## Your instructions
Repeat the records below exactly.

## Data lines
◇ ◇ ◇ ◇
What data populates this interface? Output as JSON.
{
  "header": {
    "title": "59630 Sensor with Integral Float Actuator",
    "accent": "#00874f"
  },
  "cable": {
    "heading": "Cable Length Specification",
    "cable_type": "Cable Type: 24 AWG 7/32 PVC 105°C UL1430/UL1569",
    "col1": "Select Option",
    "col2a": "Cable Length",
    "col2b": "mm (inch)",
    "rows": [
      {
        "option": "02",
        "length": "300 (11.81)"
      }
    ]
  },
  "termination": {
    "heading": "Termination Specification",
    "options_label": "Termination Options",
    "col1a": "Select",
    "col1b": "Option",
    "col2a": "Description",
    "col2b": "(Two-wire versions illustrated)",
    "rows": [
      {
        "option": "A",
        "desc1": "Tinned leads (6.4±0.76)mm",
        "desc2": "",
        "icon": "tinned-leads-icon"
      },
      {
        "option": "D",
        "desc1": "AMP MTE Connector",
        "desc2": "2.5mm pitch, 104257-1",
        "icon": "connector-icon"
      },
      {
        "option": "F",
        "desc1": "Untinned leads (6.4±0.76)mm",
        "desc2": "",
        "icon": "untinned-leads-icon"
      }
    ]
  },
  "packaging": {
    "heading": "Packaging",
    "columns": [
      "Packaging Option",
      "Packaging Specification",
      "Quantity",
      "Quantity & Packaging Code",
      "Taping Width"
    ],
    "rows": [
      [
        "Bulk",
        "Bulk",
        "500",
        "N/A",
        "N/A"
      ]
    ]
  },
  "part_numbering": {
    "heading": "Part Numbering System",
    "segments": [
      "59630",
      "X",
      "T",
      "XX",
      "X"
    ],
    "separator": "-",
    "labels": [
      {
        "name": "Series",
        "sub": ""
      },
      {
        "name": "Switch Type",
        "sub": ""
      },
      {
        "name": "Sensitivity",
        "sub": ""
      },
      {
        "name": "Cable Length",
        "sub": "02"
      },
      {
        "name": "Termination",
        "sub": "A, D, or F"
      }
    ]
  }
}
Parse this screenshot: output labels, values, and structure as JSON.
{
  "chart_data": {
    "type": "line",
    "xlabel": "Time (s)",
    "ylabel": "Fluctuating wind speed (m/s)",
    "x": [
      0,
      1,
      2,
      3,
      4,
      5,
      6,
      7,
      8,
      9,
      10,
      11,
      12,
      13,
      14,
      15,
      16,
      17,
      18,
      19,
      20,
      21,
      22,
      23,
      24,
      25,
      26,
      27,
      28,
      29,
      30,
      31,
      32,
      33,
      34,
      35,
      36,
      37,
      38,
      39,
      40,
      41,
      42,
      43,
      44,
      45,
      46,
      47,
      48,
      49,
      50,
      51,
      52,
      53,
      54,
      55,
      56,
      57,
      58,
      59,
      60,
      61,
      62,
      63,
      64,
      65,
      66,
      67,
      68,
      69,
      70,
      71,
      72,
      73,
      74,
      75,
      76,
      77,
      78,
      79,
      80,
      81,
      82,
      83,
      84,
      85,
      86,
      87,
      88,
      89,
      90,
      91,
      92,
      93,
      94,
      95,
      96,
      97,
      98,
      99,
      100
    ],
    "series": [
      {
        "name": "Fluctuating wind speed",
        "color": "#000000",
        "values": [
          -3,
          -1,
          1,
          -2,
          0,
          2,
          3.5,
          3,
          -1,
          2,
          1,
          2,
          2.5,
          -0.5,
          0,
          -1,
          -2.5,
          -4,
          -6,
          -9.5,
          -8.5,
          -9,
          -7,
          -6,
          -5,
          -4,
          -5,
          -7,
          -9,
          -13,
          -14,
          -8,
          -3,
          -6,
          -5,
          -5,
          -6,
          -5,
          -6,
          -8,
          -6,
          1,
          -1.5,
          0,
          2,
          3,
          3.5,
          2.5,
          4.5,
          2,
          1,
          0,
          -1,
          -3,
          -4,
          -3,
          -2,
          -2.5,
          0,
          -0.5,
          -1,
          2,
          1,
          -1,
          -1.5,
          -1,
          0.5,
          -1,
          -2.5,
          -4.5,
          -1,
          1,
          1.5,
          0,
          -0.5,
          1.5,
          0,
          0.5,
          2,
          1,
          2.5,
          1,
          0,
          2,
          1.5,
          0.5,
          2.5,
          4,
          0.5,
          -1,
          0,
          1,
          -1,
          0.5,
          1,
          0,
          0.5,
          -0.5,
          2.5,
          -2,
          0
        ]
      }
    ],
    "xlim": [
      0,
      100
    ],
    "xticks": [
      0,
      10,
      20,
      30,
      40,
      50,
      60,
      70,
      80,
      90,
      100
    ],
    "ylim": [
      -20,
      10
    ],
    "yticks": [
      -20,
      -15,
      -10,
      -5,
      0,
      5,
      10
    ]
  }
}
◇ ◇ ◇ ◇
## Exercise output
What data populates this interface? Output as JSON.
{
  "header": {
    "title": "59630 Sensor with Integral Float Actuator",
    "accent": "#00874f"
  },
  "cable": {
    "heading": "Cable Length Specification",
    "cable_type": "Cable Type: 24 AWG 7/32 PVC 105°C UL1430/UL1569",
    "col1": "Select Option",
    "col2a": "Cable Length",
    "col2b": "mm (inch)",
    "rows": [
      {
        "option": "02",
        "length": "300 (11.81)"
      }
    ]
  },
  "termination": {
    "heading": "Termination Specification",
    "options_label": "Termination Options",
    "col1a": "Select",
    "col1b": "Option",
    "col2a": "Description",
    "col2b": "(Two-wire versions illustrated)",
    "rows": [
      {
        "option": "A",
        "desc1": "Tinned leads (6.4±0.76)mm",
        "desc2": "",
        "icon": "tinned-leads-icon"
      },
      {
        "option": "D",
        "desc1": "AMP MTE Connector",
        "desc2": "2.5mm pitch, 104257-1",
        "icon": "connector-icon"
      },
      {
        "option": "F",
        "desc1": "Untinned leads (6.4±0.76)mm",
        "desc2": "",
        "icon": "untinned-leads-icon"
      }
    ]
  },
  "packaging": {
    "heading": "Packaging",
    "columns": [
      "Packaging Option",
      "Packaging Specification",
      "Quantity",
      "Quantity & Packaging Code",
      "Taping Width"
    ],
    "rows": [
      [
        "Bulk",
        "Bulk",
        "500",
        "N/A",
        "N/A"
      ]
    ]
  },
  "part_numbering": {
    "heading": "Part Numbering System",
    "segments": [
      "59630",
      "X",
      "T",
      "XX",
      "X"
    ],
    "separator": "-",
    "labels": [
      {
        "name": "Series",
        "sub": ""
      },
      {
        "name": "Switch Type",
        "sub": ""
      },
      {
        "name": "Sensitivity",
        "sub": ""
      },
      {
        "name": "Cable Length",
        "sub": "02"
      },
      {
        "name": "Termination",
        "sub": "A, D, or F"
      }
    ]
  }
}
Parse this screenshot: output labels, values, and structure as JSON.
{
  "chart_data": {
    "type": "line",
    "xlabel": "Time (s)",
    "ylabel": "Fluctuating wind speed (m/s)",
    "x": [
      0,
      1,
      2,
      3,
      4,
      5,
      6,
      7,
      8,
      9,
      10,
      11,
      12,
      13,
      14,
      15,
      16,
      17,
      18,
      19,
      20,
      21,
      22,
      23,
      24,
      25,
      26,
      27,
      28,
      29,
      30,
      31,
      32,
      33,
      34,
      35,
      36,
      37,
      38,
      39,
      40,
      41,
      42,
      43,
      44,
      45,
      46,
      47,
      48,
      49,
      50,
      51,
      52,
      53,
      54,
      55,
      56,
      57,
      58,
      59,
      60,
      61,
      62,
      63,
      64,
      65,
      66,
      67,
      68,
      69,
      70,
      71,
      72,
      73,
      74,
      75,
      76,
      77,
      78,
      79,
      80,
      81,
      82,
      83,
      84,
      85,
      86,
      87,
      88,
      89,
      90,
      91,
      92,
      93,
      94,
      95,
      96,
      97,
      98,
      99,
      100
    ],
    "series": [
      {
        "name": "Fluctuating wind speed",
        "color": "#000000",
        "values": [
          -3,
          -1,
          1,
          -2,
          0,
          2,
          3.5,
          3,
          -1,
          2,
          1,
          2,
          2.5,
          -0.5,
          0,
          -1,
          -2.5,
          -4,
          -6,
          -9.5,
          -8.5,
          -9,
          -7,
          -6,
          -5,
          -4,
          -5,
          -7,
          -9,
          -13,
          -14,
          -8,
          -3,
          -6,
          -5,
          -5,
          -6,
          -5,
          -6,
          -8,
          -6,
          1,
          -1.5,
          0,
          2,
          3,
          3.5,
          2.5,
          4.5,
          2,
          1,
          0,
          -1,
          -3,
          -4,
          -3,
          -2,
          -2.5,
          0,
          -0.5,
          -1,
          2,
          1,
          -1,
          -1.5,
          -1,
          0.5,
          -1,
          -2.5,
          -4.5,
          -1,
          1,
          1.5,
          0,
          -0.5,
          1.5,
          0,
          0.5,
          2,
          1,
          2.5,
          1,
          0,
          2,
          1.5,
          0.5,
          2.5,
          4,
          0.5,
          -1,
          0,
          1,
          -1,
          0.5,
          1,
          0,
          0.5,
          -0.5,
          2.5,
          -2,
          0
        ]
      }
    ],
    "xlim": [
      0,
      100
    ],
    "xticks": [
      0,
      10,
      20,
      30,
      40,
      50,
      60,
      70,
      80,
      90,
      100
    ],
    "ylim": [
      -20,
      10
    ],
    "yticks": [
      -20,
      -15,
      -10,
      -5,
      0,
      5,
      10
    ]
  }
}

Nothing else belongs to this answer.